Task details:
Can you retype every record below exactly as written?

Material:
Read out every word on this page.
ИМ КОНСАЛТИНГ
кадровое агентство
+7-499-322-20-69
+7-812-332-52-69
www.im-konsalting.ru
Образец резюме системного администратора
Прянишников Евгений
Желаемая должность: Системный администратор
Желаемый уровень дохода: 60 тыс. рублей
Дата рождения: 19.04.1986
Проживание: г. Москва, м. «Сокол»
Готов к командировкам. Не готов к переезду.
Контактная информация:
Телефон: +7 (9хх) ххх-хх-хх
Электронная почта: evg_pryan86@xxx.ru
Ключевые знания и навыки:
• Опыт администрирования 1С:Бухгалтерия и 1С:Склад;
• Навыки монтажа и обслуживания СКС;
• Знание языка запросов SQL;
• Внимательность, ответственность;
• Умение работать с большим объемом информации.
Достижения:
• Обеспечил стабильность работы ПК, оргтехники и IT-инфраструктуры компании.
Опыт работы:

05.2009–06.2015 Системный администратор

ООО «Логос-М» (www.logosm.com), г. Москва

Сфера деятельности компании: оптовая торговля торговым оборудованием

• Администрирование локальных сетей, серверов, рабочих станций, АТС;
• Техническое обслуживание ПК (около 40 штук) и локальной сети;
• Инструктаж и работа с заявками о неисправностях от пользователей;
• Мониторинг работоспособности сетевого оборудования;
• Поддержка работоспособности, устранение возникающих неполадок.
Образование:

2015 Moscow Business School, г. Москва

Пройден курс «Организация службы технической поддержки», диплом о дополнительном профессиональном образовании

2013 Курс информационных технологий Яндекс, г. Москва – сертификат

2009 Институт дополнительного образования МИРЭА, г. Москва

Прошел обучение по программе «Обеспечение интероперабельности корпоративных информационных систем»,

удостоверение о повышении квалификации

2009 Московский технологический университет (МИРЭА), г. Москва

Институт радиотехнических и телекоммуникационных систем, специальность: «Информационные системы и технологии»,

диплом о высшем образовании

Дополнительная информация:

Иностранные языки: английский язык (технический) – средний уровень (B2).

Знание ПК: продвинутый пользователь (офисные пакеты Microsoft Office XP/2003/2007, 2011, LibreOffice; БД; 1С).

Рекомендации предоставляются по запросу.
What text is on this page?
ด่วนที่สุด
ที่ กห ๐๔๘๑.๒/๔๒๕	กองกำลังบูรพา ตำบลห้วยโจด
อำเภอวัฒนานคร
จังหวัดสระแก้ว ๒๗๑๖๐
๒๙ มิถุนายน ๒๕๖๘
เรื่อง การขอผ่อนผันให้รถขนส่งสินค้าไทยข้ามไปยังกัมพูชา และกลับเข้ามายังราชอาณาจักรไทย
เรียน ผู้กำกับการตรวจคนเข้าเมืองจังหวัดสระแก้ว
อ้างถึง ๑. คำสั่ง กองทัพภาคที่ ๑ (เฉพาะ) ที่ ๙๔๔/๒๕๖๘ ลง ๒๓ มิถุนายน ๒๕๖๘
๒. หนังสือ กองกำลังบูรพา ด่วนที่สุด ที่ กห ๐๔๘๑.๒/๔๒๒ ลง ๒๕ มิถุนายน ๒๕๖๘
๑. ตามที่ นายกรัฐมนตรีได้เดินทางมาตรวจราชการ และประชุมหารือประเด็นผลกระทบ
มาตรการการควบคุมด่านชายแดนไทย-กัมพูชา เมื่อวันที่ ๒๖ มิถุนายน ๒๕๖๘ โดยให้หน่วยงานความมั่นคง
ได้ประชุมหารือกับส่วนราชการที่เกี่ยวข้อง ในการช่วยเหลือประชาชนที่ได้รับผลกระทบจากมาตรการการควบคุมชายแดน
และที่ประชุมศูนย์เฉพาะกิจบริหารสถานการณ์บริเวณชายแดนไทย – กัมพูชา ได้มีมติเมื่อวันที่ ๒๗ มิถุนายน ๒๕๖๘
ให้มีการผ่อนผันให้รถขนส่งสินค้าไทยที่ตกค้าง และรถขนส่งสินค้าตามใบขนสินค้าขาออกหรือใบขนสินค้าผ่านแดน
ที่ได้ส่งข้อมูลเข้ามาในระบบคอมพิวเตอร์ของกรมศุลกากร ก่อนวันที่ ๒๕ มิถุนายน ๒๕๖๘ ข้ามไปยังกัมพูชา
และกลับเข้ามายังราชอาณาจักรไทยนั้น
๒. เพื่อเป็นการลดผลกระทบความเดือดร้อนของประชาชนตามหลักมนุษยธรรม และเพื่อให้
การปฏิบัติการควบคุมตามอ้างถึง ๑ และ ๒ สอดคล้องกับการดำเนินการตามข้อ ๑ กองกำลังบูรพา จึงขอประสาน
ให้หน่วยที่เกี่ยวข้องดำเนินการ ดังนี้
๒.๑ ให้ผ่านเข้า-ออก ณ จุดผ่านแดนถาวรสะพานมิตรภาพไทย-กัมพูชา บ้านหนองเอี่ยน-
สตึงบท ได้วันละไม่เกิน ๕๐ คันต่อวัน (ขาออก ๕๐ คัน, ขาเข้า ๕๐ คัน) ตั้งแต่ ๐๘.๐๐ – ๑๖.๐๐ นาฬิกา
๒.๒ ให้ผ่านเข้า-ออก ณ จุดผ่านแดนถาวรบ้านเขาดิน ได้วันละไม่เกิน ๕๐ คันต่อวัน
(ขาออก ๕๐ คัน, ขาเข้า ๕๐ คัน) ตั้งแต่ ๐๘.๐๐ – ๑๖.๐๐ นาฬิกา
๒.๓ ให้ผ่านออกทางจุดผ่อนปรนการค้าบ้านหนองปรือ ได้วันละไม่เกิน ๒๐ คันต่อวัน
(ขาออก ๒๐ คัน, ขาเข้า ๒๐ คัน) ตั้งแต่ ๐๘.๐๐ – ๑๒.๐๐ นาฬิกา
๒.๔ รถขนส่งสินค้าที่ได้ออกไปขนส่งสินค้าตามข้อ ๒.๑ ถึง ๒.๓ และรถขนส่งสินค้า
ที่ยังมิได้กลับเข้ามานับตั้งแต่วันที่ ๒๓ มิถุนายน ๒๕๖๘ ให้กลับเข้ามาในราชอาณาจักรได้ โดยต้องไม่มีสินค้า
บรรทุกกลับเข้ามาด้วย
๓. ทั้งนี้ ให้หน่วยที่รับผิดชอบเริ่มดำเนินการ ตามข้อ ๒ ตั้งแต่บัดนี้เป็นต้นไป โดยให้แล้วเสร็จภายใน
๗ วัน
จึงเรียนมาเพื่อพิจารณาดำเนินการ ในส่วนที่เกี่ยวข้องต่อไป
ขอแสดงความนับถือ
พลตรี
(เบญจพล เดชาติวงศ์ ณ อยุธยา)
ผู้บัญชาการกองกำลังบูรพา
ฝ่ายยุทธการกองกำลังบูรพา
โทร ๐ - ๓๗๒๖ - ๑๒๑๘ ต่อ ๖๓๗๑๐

The result:
Read out every word on this page.
ИМ КОНСАЛТИНГ
кадровое агентство
+7-499-322-20-69
+7-812-332-52-69
www.im-konsalting.ru
Образец резюме системного администратора
Прянишников Евгений
Желаемая должность: Системный администратор
Желаемый уровень дохода: 60 тыс. рублей
Дата рождения: 19.04.1986
Проживание: г. Москва, м. «Сокол»
Готов к командировкам. Не готов к переезду.
Контактная информация:
Телефон: +7 (9хх) ххх-хх-хх
Электронная почта: evg_pryan86@xxx.ru
Ключевые знания и навыки:
• Опыт администрирования 1С:Бухгалтерия и 1С:Склад;
• Навыки монтажа и обслуживания СКС;
• Знание языка запросов SQL;
• Внимательность, ответственность;
• Умение работать с большим объемом информации.
Достижения:
• Обеспечил стабильность работы ПК, оргтехники и IT-инфраструктуры компании.
Опыт работы:

05.2009–06.2015 Системный администратор

ООО «Логос-М» (www.logosm.com), г. Москва

Сфера деятельности компании: оптовая торговля торговым оборудованием

• Администрирование локальных сетей, серверов, рабочих станций, АТС;
• Техническое обслуживание ПК (около 40 штук) и локальной сети;
• Инструктаж и работа с заявками о неисправностях от пользователей;
• Мониторинг работоспособности сетевого оборудования;
• Поддержка работоспособности, устранение возникающих неполадок.
Образование:

2015 Moscow Business School, г. Москва

Пройден курс «Организация службы технической поддержки», диплом о дополнительном профессиональном образовании

2013 Курс информационных технологий Яндекс, г. Москва – сертификат

2009 Институт дополнительного образования МИРЭА, г. Москва

Прошел обучение по программе «Обеспечение интероперабельности корпоративных информационных систем»,

удостоверение о повышении квалификации

2009 Московский технологический университет (МИРЭА), г. Москва

Институт радиотехнических и телекоммуникационных систем, специальность: «Информационные системы и технологии»,

диплом о высшем образовании

Дополнительная информация:

Иностранные языки: английский язык (технический) – средний уровень (B2).

Знание ПК: продвинутый пользователь (офисные пакеты Microsoft Office XP/2003/2007, 2011, LibreOffice; БД; 1С).

Рекомендации предоставляются по запросу.
What text is on this page?
ด่วนที่สุด
ที่ กห ๐๔๘๑.๒/๔๒๕	กองกำลังบูรพา ตำบลห้วยโจด
อำเภอวัฒนานคร
จังหวัดสระแก้ว ๒๗๑๖๐
๒๙ มิถุนายน ๒๕๖๘
เรื่อง การขอผ่อนผันให้รถขนส่งสินค้าไทยข้ามไปยังกัมพูชา และกลับเข้ามายังราชอาณาจักรไทย
เรียน ผู้กำกับการตรวจคนเข้าเมืองจังหวัดสระแก้ว
อ้างถึง ๑. คำสั่ง กองทัพภาคที่ ๑ (เฉพาะ) ที่ ๙๔๔/๒๕๖๘ ลง ๒๓ มิถุนายน ๒๕๖๘
๒. หนังสือ กองกำลังบูรพา ด่วนที่สุด ที่ กห ๐๔๘๑.๒/๔๒๒ ลง ๒๕ มิถุนายน ๒๕๖๘
๑. ตามที่ นายกรัฐมนตรีได้เดินทางมาตรวจราชการ และประชุมหารือประเด็นผลกระทบ
มาตรการการควบคุมด่านชายแดนไทย-กัมพูชา เมื่อวันที่ ๒๖ มิถุนายน ๒๕๖๘ โดยให้หน่วยงานความมั่นคง
ได้ประชุมหารือกับส่วนราชการที่เกี่ยวข้อง ในการช่วยเหลือประชาชนที่ได้รับผลกระทบจากมาตรการการควบคุมชายแดน
และที่ประชุมศูนย์เฉพาะกิจบริหารสถานการณ์บริเวณชายแดนไทย – กัมพูชา ได้มีมติเมื่อวันที่ ๒๗ มิถุนายน ๒๕๖๘
ให้มีการผ่อนผันให้รถขนส่งสินค้าไทยที่ตกค้าง และรถขนส่งสินค้าตามใบขนสินค้าขาออกหรือใบขนสินค้าผ่านแดน
ที่ได้ส่งข้อมูลเข้ามาในระบบคอมพิวเตอร์ของกรมศุลกากร ก่อนวันที่ ๒๕ มิถุนายน ๒๕๖๘ ข้ามไปยังกัมพูชา
และกลับเข้ามายังราชอาณาจักรไทยนั้น
๒. เพื่อเป็นการลดผลกระทบความเดือดร้อนของประชาชนตามหลักมนุษยธรรม และเพื่อให้
การปฏิบัติการควบคุมตามอ้างถึง ๑ และ ๒ สอดคล้องกับการดำเนินการตามข้อ ๑ กองกำลังบูรพา จึงขอประสาน
ให้หน่วยที่เกี่ยวข้องดำเนินการ ดังนี้
๒.๑ ให้ผ่านเข้า-ออก ณ จุดผ่านแดนถาวรสะพานมิตรภาพไทย-กัมพูชา บ้านหนองเอี่ยน-
สตึงบท ได้วันละไม่เกิน ๕๐ คันต่อวัน (ขาออก ๕๐ คัน, ขาเข้า ๕๐ คัน) ตั้งแต่ ๐๘.๐๐ – ๑๖.๐๐ นาฬิกา
๒.๒ ให้ผ่านเข้า-ออก ณ จุดผ่านแดนถาวรบ้านเขาดิน ได้วันละไม่เกิน ๕๐ คันต่อวัน
(ขาออก ๕๐ คัน, ขาเข้า ๕๐ คัน) ตั้งแต่ ๐๘.๐๐ – ๑๖.๐๐ นาฬิกา
๒.๓ ให้ผ่านออกทางจุดผ่อนปรนการค้าบ้านหนองปรือ ได้วันละไม่เกิน ๒๐ คันต่อวัน
(ขาออก ๒๐ คัน, ขาเข้า ๒๐ คัน) ตั้งแต่ ๐๘.๐๐ – ๑๒.๐๐ นาฬิกา
๒.๔ รถขนส่งสินค้าที่ได้ออกไปขนส่งสินค้าตามข้อ ๒.๑ ถึง ๒.๓ และรถขนส่งสินค้า
ที่ยังมิได้กลับเข้ามานับตั้งแต่วันที่ ๒๓ มิถุนายน ๒๕๖๘ ให้กลับเข้ามาในราชอาณาจักรได้ โดยต้องไม่มีสินค้า
บรรทุกกลับเข้ามาด้วย
๓. ทั้งนี้ ให้หน่วยที่รับผิดชอบเริ่มดำเนินการ ตามข้อ ๒ ตั้งแต่บัดนี้เป็นต้นไป โดยให้แล้วเสร็จภายใน
๗ วัน
จึงเรียนมาเพื่อพิจารณาดำเนินการ ในส่วนที่เกี่ยวข้องต่อไป
ขอแสดงความนับถือ
พลตรี
(เบญจพล เดชาติวงศ์ ณ อยุธยา)
ผู้บัญชาการกองกำลังบูรพา
ฝ่ายยุทธการกองกำลังบูรพา
โทร ๐ - ๓๗๒๖ - ๑๒๑๘ ต่อ ๖๓๗๑๐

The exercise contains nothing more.